Data records:

————

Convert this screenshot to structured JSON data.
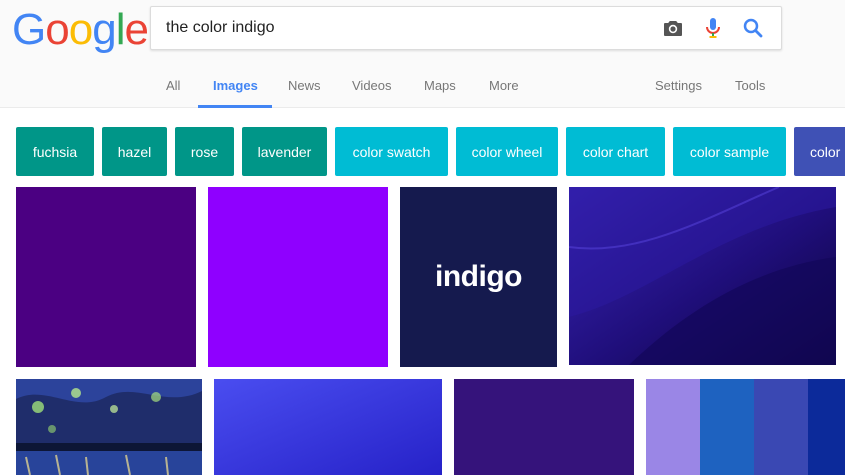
{
  "logo": {
    "letters": [
      {
        "char": "G",
        "color": "#4285F4"
      },
      {
        "char": "o",
        "color": "#EA4335"
      },
      {
        "char": "o",
        "color": "#FBBC05"
      },
      {
        "char": "g",
        "color": "#4285F4"
      },
      {
        "char": "l",
        "color": "#34A853"
      },
      {
        "char": "e",
        "color": "#EA4335"
      }
    ]
  },
  "search": {
    "query": "the color indigo",
    "icons": [
      "camera-icon",
      "microphone-icon",
      "search-icon"
    ]
  },
  "nav": {
    "all": "All",
    "images": "Images",
    "news": "News",
    "videos": "Videos",
    "maps": "Maps",
    "more": "More",
    "settings": "Settings",
    "tools": "Tools",
    "active": "Images"
  },
  "chips": [
    {
      "label": "fuchsia",
      "color": "#009688"
    },
    {
      "label": "hazel",
      "color": "#009688"
    },
    {
      "label": "rose",
      "color": "#009688"
    },
    {
      "label": "lavender",
      "color": "#009688"
    },
    {
      "label": "color swatch",
      "color": "#00BCD4"
    },
    {
      "label": "color wheel",
      "color": "#00BCD4"
    },
    {
      "label": "color chart",
      "color": "#00BCD4"
    },
    {
      "label": "color sample",
      "color": "#00BCD4"
    },
    {
      "label": "color",
      "color": "#3F51B5"
    }
  ],
  "results": {
    "tile3_text": "indigo",
    "colors": {
      "tile1": "#4b0082",
      "tile2": "#8f00ff",
      "tile3": "#151a4e",
      "tile4": "#1b0d6e",
      "tile6": "#3535dc",
      "tile7": "#35137b"
    },
    "stripes": [
      "#9a86e6",
      "#1e62c0",
      "#3a48b3",
      "#0c2a9a"
    ]
  }
}
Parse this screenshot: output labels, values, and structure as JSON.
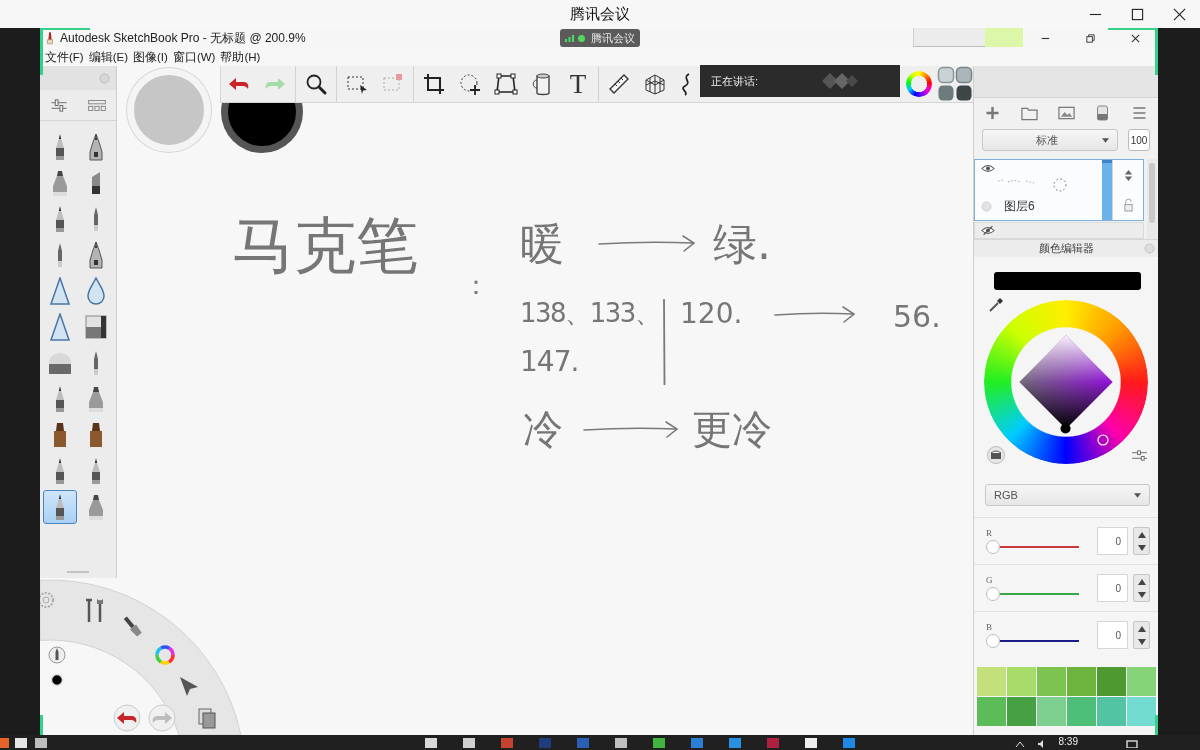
{
  "meeting": {
    "title": "腾讯会议",
    "badge": "腾讯会议",
    "speaking_label": "正在讲话:"
  },
  "app": {
    "title": "Autodesk SketchBook Pro - 无标题 @ 200.9%",
    "menu": [
      "文件(F)",
      "编辑(E)",
      "图像(I)",
      "窗口(W)",
      "帮助(H)"
    ]
  },
  "toolbar": {
    "text_tool": "T"
  },
  "brushes": [
    {
      "selected": false
    },
    {
      "selected": false
    },
    {
      "selected": false
    },
    {
      "selected": false
    },
    {
      "selected": false
    },
    {
      "selected": false
    },
    {
      "selected": false
    },
    {
      "selected": false
    },
    {
      "selected": false
    },
    {
      "selected": false
    },
    {
      "selected": false
    },
    {
      "selected": false
    },
    {
      "selected": false
    },
    {
      "selected": false
    },
    {
      "selected": false
    },
    {
      "selected": false
    },
    {
      "selected": false
    },
    {
      "selected": false
    },
    {
      "selected": false
    },
    {
      "selected": false
    },
    {
      "selected": true
    },
    {
      "selected": false
    }
  ],
  "canvas": {
    "notes": [
      "马克笔",
      "：",
      "暖",
      "绿.",
      "138、133、",
      "120.",
      "56.",
      "147.",
      "冷",
      "更冷"
    ]
  },
  "layers": {
    "blend_mode": "标准",
    "opacity": "100",
    "items": [
      {
        "name": "图层6",
        "visible": true,
        "selected": true
      },
      {
        "visible": false,
        "selected": false
      }
    ]
  },
  "color_editor": {
    "title": "颜色编辑器",
    "mode": "RGB",
    "channels": [
      {
        "label": "R",
        "value": "0",
        "level": 0,
        "color": "#c8383c"
      },
      {
        "label": "G",
        "value": "0",
        "level": 0,
        "color": "#3aa84a"
      },
      {
        "label": "B",
        "value": "0",
        "level": 0,
        "color": "#1c1c86"
      }
    ],
    "swatches": [
      {
        "color": "#c3e07a"
      },
      {
        "color": "#a8dc6a"
      },
      {
        "color": "#7cc350"
      },
      {
        "color": "#6cb43e"
      },
      {
        "color": "#4f9a30"
      },
      {
        "color": "#86d477"
      },
      {
        "color": "#5cbc58"
      },
      {
        "color": "#47a044"
      },
      {
        "color": "#7ccf8e"
      },
      {
        "color": "#4dbf78"
      },
      {
        "color": "#52c4a4"
      },
      {
        "color": "#72dcd0"
      }
    ]
  },
  "taskbar": {
    "time": "8:39"
  }
}
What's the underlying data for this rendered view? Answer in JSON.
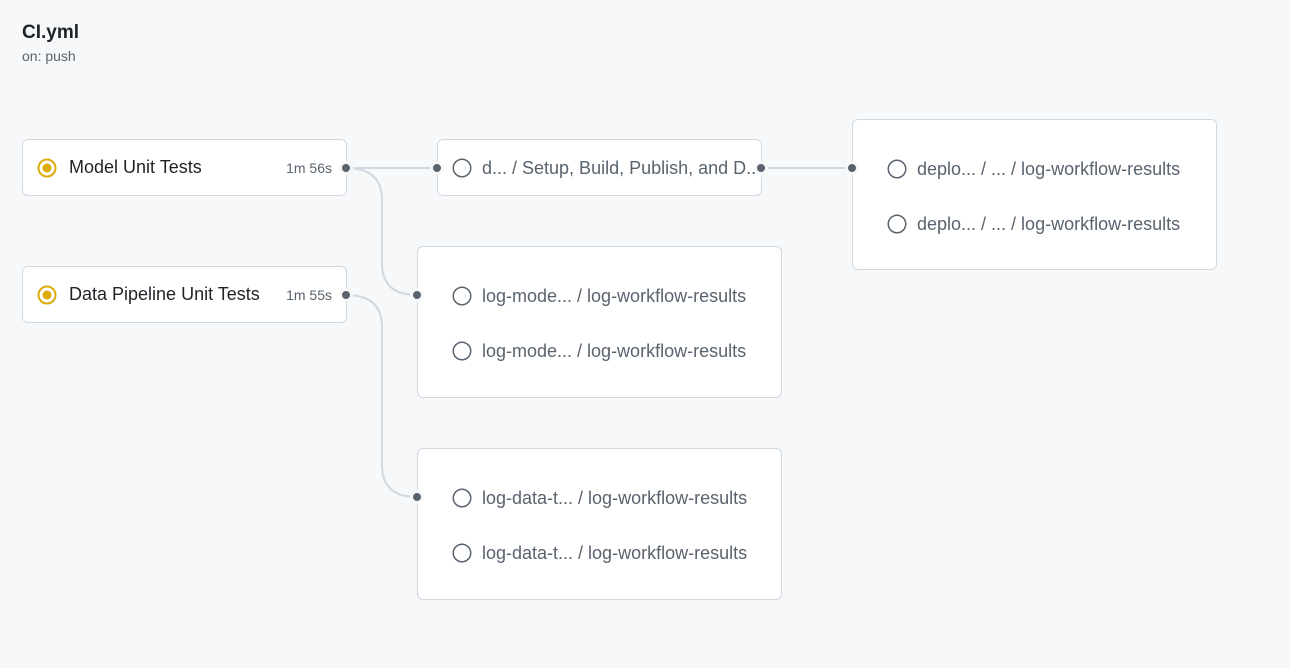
{
  "workflow": {
    "name": "CI.yml",
    "trigger": "on: push"
  },
  "jobs": [
    {
      "label": "Model Unit Tests",
      "duration": "1m 56s",
      "status": "in-progress",
      "status_color": "#dbab0a"
    },
    {
      "label": "Data Pipeline Unit Tests",
      "duration": "1m 55s",
      "status": "in-progress",
      "status_color": "#dbab0a"
    }
  ],
  "deploy_job": {
    "label": "d... / Setup, Build, Publish, and D...",
    "status": "pending"
  },
  "deploy_log_group": {
    "items": [
      {
        "label": "deplo... / ... / log-workflow-results",
        "status": "pending"
      },
      {
        "label": "deplo... / ... / log-workflow-results",
        "status": "pending"
      }
    ]
  },
  "model_log_group": {
    "items": [
      {
        "label": "log-mode... / log-workflow-results",
        "status": "pending"
      },
      {
        "label": "log-mode... / log-workflow-results",
        "status": "pending"
      }
    ]
  },
  "data_log_group": {
    "items": [
      {
        "label": "log-data-t... / log-workflow-results",
        "status": "pending"
      },
      {
        "label": "log-data-t... / log-workflow-results",
        "status": "pending"
      }
    ]
  },
  "colors": {
    "background": "#f6f8fa",
    "border": "#d1d9e0",
    "connector": "#d1d9e0",
    "node": "#59636e",
    "running": "#dbab0a",
    "pending_text": "#59636e"
  }
}
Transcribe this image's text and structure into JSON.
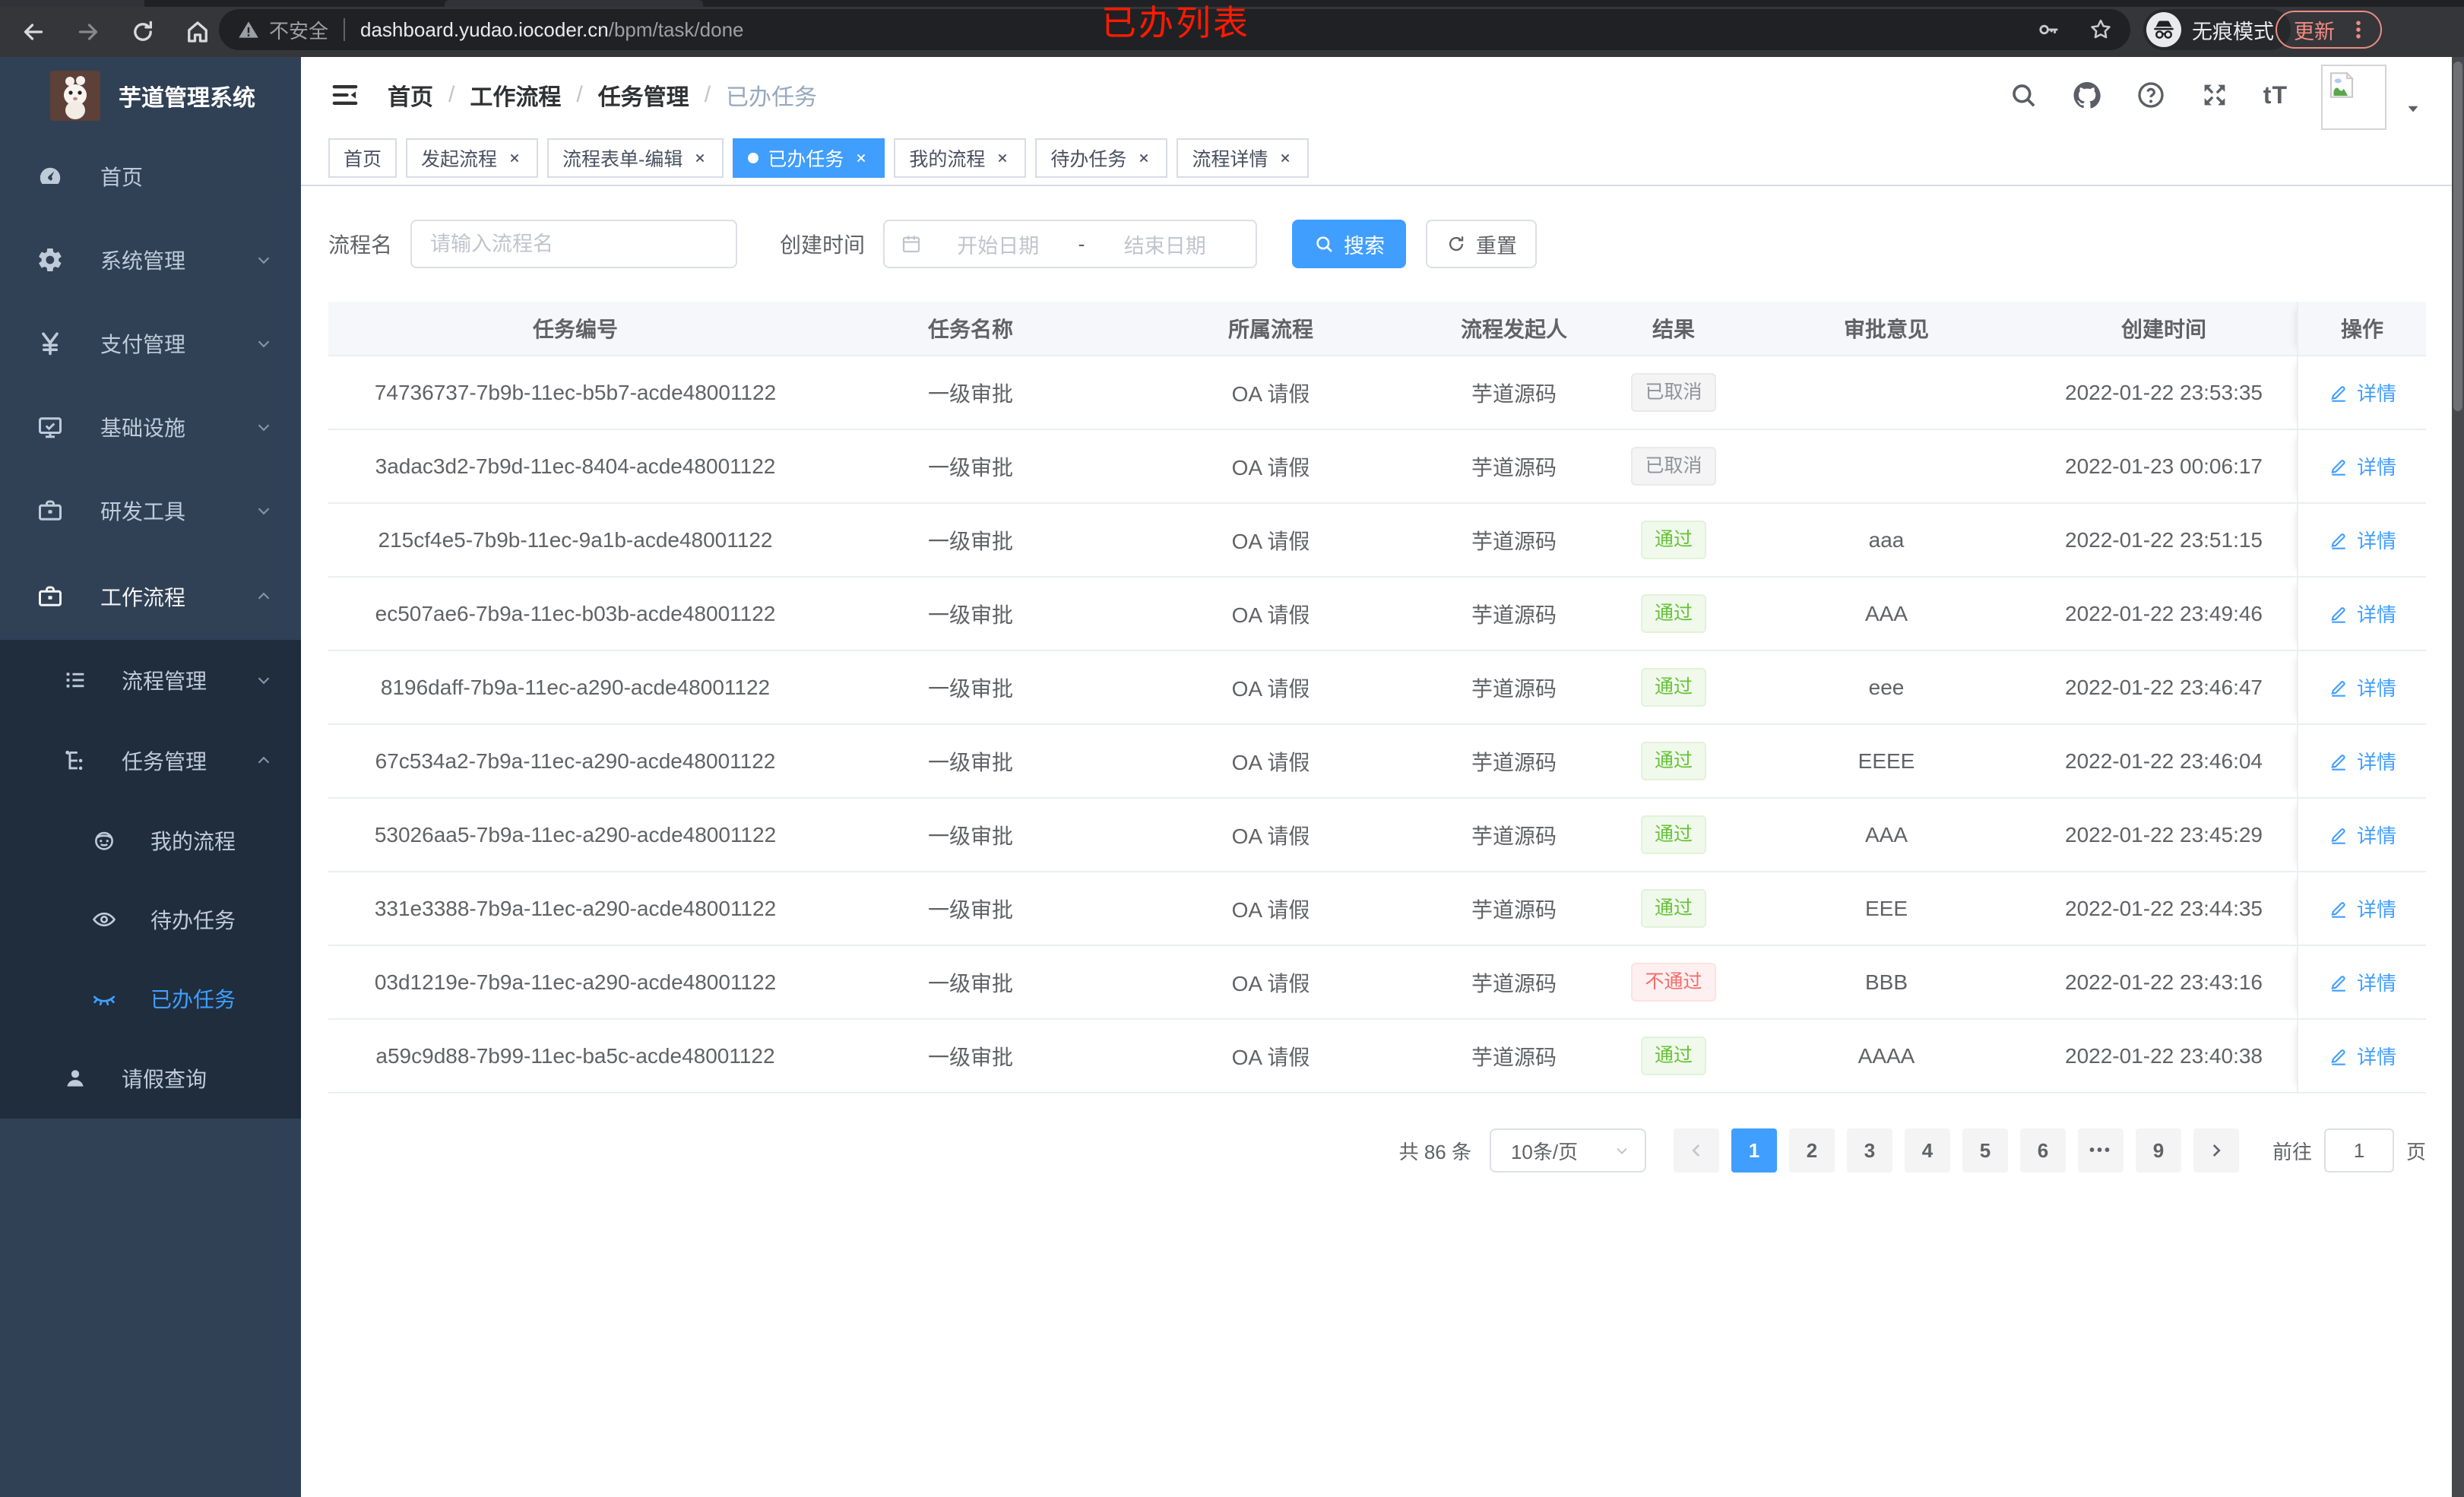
{
  "browser": {
    "security_label": "不安全",
    "url_host": "dashboard.yudao.iocoder.cn",
    "url_path": "/bpm/task/done",
    "incognito_label": "无痕模式",
    "update_label": "更新",
    "annotation": "已办列表"
  },
  "icons": {
    "security": "warning-triangle",
    "credentials": "key",
    "bookmark": "star",
    "incognito": "hat-and-glasses",
    "menu": "three-dots-vertical",
    "sidebar_home": "dashboard-gauge",
    "sidebar_system": "gear",
    "sidebar_pay": "yen",
    "sidebar_infra": "monitor",
    "sidebar_dev": "toolbox",
    "sidebar_workflow": "toolbox",
    "sidebar_process": "list",
    "sidebar_task": "tree",
    "sidebar_my": "face",
    "sidebar_todo": "eye-open",
    "sidebar_done": "eye-closed",
    "sidebar_leave": "person",
    "header": [
      "search",
      "github",
      "help-circle",
      "fullscreen",
      "font-size"
    ],
    "table_action": "edit-pencil",
    "filter_date": "calendar",
    "filter_search": "magnifier",
    "filter_reset": "refresh"
  },
  "sidebar": {
    "title": "芋道管理系统",
    "items": {
      "home": "首页",
      "system": "系统管理",
      "pay": "支付管理",
      "infra": "基础设施",
      "dev": "研发工具",
      "workflow": "工作流程",
      "process_mgmt": "流程管理",
      "task_mgmt": "任务管理",
      "my_process": "我的流程",
      "todo": "待办任务",
      "done": "已办任务",
      "leave": "请假查询"
    }
  },
  "header": {
    "breadcrumb": [
      "首页",
      "工作流程",
      "任务管理",
      "已办任务"
    ],
    "breadcrumb_separator": "/"
  },
  "tabs": [
    {
      "label": "首页"
    },
    {
      "label": "发起流程"
    },
    {
      "label": "流程表单-编辑"
    },
    {
      "label": "已办任务"
    },
    {
      "label": "我的流程"
    },
    {
      "label": "待办任务"
    },
    {
      "label": "流程详情"
    }
  ],
  "filters": {
    "name_label": "流程名",
    "name_placeholder": "请输入流程名",
    "time_label": "创建时间",
    "start_placeholder": "开始日期",
    "range_separator": "-",
    "end_placeholder": "结束日期",
    "search_label": "搜索",
    "reset_label": "重置"
  },
  "table": {
    "columns": [
      "任务编号",
      "任务名称",
      "所属流程",
      "流程发起人",
      "结果",
      "审批意见",
      "创建时间",
      "操作"
    ],
    "action_label": "详情",
    "rows": [
      {
        "id": "74736737-7b9b-11ec-b5b7-acde48001122",
        "name": "一级审批",
        "flow": "OA 请假",
        "starter": "芋道源码",
        "result": "已取消",
        "result_type": "info",
        "opinion": "",
        "time": "2022-01-22 23:53:35"
      },
      {
        "id": "3adac3d2-7b9d-11ec-8404-acde48001122",
        "name": "一级审批",
        "flow": "OA 请假",
        "starter": "芋道源码",
        "result": "已取消",
        "result_type": "info",
        "opinion": "",
        "time": "2022-01-23 00:06:17"
      },
      {
        "id": "215cf4e5-7b9b-11ec-9a1b-acde48001122",
        "name": "一级审批",
        "flow": "OA 请假",
        "starter": "芋道源码",
        "result": "通过",
        "result_type": "success",
        "opinion": "aaa",
        "time": "2022-01-22 23:51:15"
      },
      {
        "id": "ec507ae6-7b9a-11ec-b03b-acde48001122",
        "name": "一级审批",
        "flow": "OA 请假",
        "starter": "芋道源码",
        "result": "通过",
        "result_type": "success",
        "opinion": "AAA",
        "time": "2022-01-22 23:49:46"
      },
      {
        "id": "8196daff-7b9a-11ec-a290-acde48001122",
        "name": "一级审批",
        "flow": "OA 请假",
        "starter": "芋道源码",
        "result": "通过",
        "result_type": "success",
        "opinion": "eee",
        "time": "2022-01-22 23:46:47"
      },
      {
        "id": "67c534a2-7b9a-11ec-a290-acde48001122",
        "name": "一级审批",
        "flow": "OA 请假",
        "starter": "芋道源码",
        "result": "通过",
        "result_type": "success",
        "opinion": "EEEE",
        "time": "2022-01-22 23:46:04"
      },
      {
        "id": "53026aa5-7b9a-11ec-a290-acde48001122",
        "name": "一级审批",
        "flow": "OA 请假",
        "starter": "芋道源码",
        "result": "通过",
        "result_type": "success",
        "opinion": "AAA",
        "time": "2022-01-22 23:45:29"
      },
      {
        "id": "331e3388-7b9a-11ec-a290-acde48001122",
        "name": "一级审批",
        "flow": "OA 请假",
        "starter": "芋道源码",
        "result": "通过",
        "result_type": "success",
        "opinion": "EEE",
        "time": "2022-01-22 23:44:35"
      },
      {
        "id": "03d1219e-7b9a-11ec-a290-acde48001122",
        "name": "一级审批",
        "flow": "OA 请假",
        "starter": "芋道源码",
        "result": "不通过",
        "result_type": "danger",
        "opinion": "BBB",
        "time": "2022-01-22 23:43:16"
      },
      {
        "id": "a59c9d88-7b99-11ec-ba5c-acde48001122",
        "name": "一级审批",
        "flow": "OA 请假",
        "starter": "芋道源码",
        "result": "通过",
        "result_type": "success",
        "opinion": "AAAA",
        "time": "2022-01-22 23:40:38"
      }
    ]
  },
  "pagination": {
    "total": "共 86 条",
    "page_size": "10条/页",
    "pages": [
      {
        "label": "1",
        "state": "active"
      },
      {
        "label": "2",
        "state": "normal"
      },
      {
        "label": "3",
        "state": "normal"
      },
      {
        "label": "4",
        "state": "normal"
      },
      {
        "label": "5",
        "state": "normal"
      },
      {
        "label": "6",
        "state": "normal"
      },
      {
        "label": "•••",
        "state": "more"
      },
      {
        "label": "9",
        "state": "normal"
      }
    ],
    "goto_label": "前往",
    "goto_value": "1",
    "unit_label": "页"
  },
  "colors": {
    "accent": "#409eff",
    "sidebar_bg": "#304156",
    "submenu_bg": "#1f2d3d",
    "success": "#67c23a",
    "danger": "#f56c6c",
    "info": "#909399",
    "annotation": "#ff1a00"
  }
}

————

### [PROBLEM DETAILS]
Find the string "dashboard" in the listing and return every line that holds it.

### [WRITTEN REPLY]
    "url_host": "dashboard.yudao.iocoder.cn",
    "sidebar_home": "dashboard-gauge",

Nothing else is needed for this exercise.